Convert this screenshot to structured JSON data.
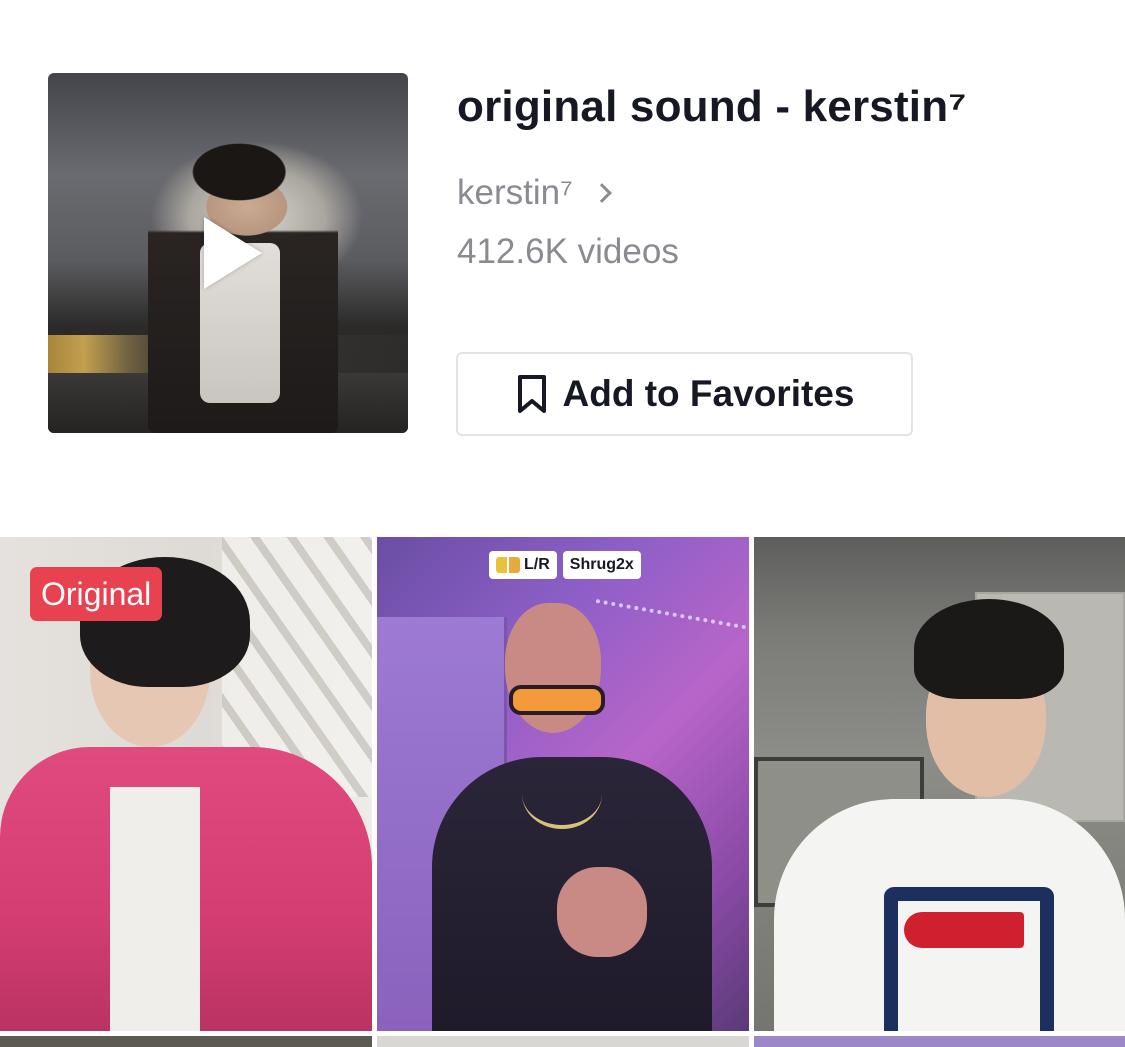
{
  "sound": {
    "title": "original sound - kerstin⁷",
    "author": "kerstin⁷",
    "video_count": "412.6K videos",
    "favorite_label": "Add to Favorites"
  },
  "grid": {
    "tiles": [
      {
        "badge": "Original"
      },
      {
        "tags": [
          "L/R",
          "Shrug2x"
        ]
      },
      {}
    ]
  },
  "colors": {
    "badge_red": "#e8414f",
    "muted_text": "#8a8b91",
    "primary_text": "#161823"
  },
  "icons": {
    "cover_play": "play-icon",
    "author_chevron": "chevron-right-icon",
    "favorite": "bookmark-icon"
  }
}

---

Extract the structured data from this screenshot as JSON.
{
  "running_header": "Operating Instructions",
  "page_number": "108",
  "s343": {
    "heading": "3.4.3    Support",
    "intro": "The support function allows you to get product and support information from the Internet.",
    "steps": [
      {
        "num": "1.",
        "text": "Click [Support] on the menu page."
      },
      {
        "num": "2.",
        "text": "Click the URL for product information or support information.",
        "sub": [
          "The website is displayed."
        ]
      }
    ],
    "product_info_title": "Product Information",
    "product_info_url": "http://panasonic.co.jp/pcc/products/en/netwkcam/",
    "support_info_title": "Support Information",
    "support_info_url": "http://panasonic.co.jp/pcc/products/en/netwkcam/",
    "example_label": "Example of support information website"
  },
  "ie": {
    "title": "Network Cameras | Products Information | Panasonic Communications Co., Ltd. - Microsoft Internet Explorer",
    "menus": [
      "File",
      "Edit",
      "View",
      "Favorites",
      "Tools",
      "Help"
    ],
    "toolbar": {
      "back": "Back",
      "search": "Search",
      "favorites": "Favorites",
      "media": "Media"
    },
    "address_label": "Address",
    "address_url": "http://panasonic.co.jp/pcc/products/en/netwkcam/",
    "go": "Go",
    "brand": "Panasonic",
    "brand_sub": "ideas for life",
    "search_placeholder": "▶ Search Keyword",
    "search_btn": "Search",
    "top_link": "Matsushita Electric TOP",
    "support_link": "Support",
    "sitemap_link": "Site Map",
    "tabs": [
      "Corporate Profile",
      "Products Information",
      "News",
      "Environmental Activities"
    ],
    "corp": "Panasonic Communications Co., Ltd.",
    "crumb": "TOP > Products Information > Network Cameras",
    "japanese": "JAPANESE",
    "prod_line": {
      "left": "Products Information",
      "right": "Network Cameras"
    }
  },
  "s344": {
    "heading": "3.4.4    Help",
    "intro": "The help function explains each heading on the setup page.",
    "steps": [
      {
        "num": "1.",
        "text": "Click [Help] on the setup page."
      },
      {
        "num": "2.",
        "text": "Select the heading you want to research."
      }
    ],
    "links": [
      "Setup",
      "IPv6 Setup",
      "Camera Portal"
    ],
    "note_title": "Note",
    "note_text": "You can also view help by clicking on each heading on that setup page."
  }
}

== EXERCISE DIRECTIONS ==
How many lines of the records contain the string "Favorites"? Respond with the number alone.

== FINAL RESULT ==
3